** Set task **
Pull out all lines from the listing below in which the word "operations" appears.

[Recorded data]
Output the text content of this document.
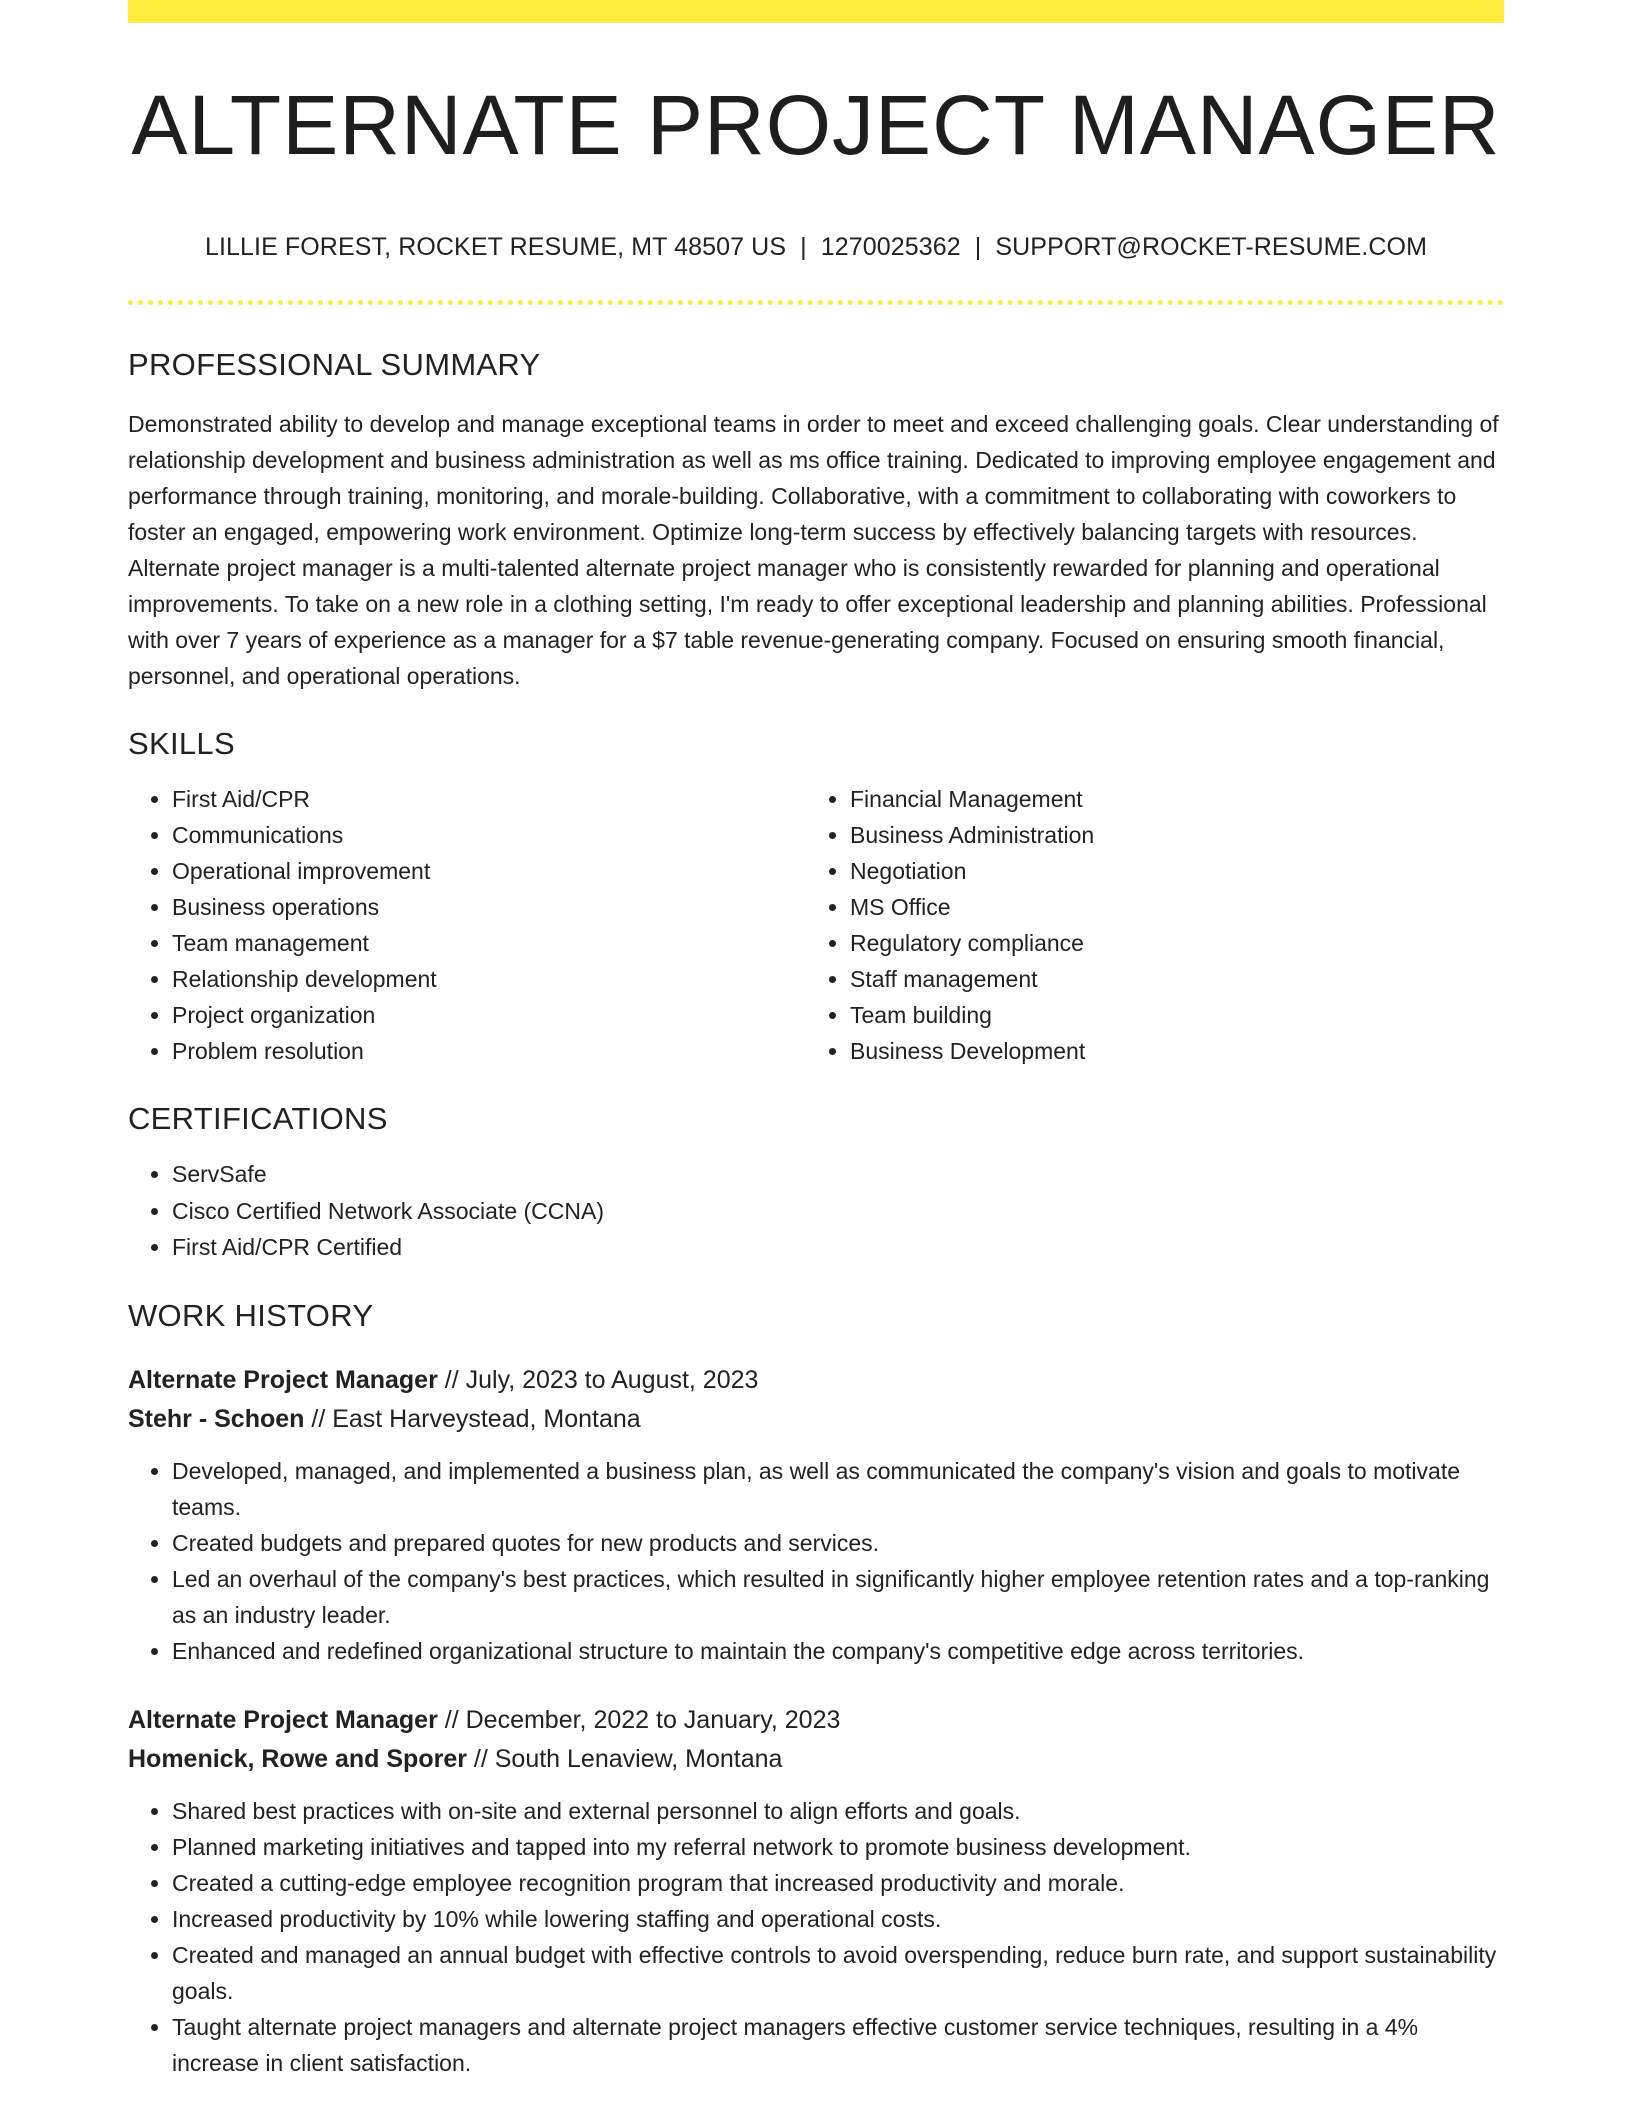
ALTERNATE PROJECT MANAGER
LILLIE FOREST, ROCKET RESUME, MT 48507 US | 1270025362 | SUPPORT@ROCKET-RESUME.COM
PROFESSIONAL SUMMARY

Demonstrated ability to develop and manage exceptional teams in order to meet and exceed challenging goals. Clear understanding of relationship development and business administration as well as ms office training. Dedicated to improving employee engagement and performance through training, monitoring, and morale-building. Collaborative, with a commitment to collaborating with coworkers to foster an engaged, empowering work environment. Optimize long-term success by effectively balancing targets with resources. Alternate project manager is a multi-talented alternate project manager who is consistently rewarded for planning and operational improvements. To take on a new role in a clothing setting, I'm ready to offer exceptional leadership and planning abilities. Professional with over 7 years of experience as a manager for a $7 table revenue-generating company. Focused on ensuring smooth financial, personnel, and operational operations.

SKILLS
• First Aid/CPR
• Communications
• Operational improvement
• Business operations
• Team management
• Relationship development
• Project organization
• Problem resolution
• Financial Management
• Business Administration
• Negotiation
• MS Office
• Regulatory compliance
• Staff management
• Team building
• Business Development
CERTIFICATIONS
• ServSafe
• Cisco Certified Network Associate (CCNA)
• First Aid/CPR Certified
WORK HISTORY
Alternate Project Manager // July, 2023 to August, 2023
Stehr - Schoen // East Harveystead, Montana
• Developed, managed, and implemented a business plan, as well as communicated the company's vision and goals to motivate teams.
• Created budgets and prepared quotes for new products and services.
• Led an overhaul of the company's best practices, which resulted in significantly higher employee retention rates and a top-ranking as an industry leader.
• Enhanced and redefined organizational structure to maintain the company's competitive edge across territories.
Alternate Project Manager // December, 2022 to January, 2023
Homenick, Rowe and Sporer // South Lenaview, Montana
• Shared best practices with on-site and external personnel to align efforts and goals.
• Planned marketing initiatives and tapped into my referral network to promote business development.
• Created a cutting-edge employee recognition program that increased productivity and morale.
• Increased productivity by 10% while lowering staffing and operational costs.
• Created and managed an annual budget with effective controls to avoid overspending, reduce burn rate, and support sustainability goals.
• Taught alternate project managers and alternate project managers effective customer service techniques, resulting in a 4% increase in client satisfaction.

** Correct response **
Demonstrated ability to develop and manage exceptional teams in order to meet and exceed challenging goals. Clear understanding of relationship development and business administration as well as ms office training. Dedicated to improving employee engagement and performance through training, monitoring, and morale-building. Collaborative, with a commitment to collaborating with coworkers to foster an engaged, empowering work environment. Optimize long-term success by effectively balancing targets with resources. Alternate project manager is a multi-talented alternate project manager who is consistently rewarded for planning and operational improvements. To take on a new role in a clothing setting, I'm ready to offer exceptional leadership and planning abilities. Professional with over 7 years of experience as a manager for a $7 table revenue-generating company. Focused on ensuring smooth financial, personnel, and operational operations.
• Business operations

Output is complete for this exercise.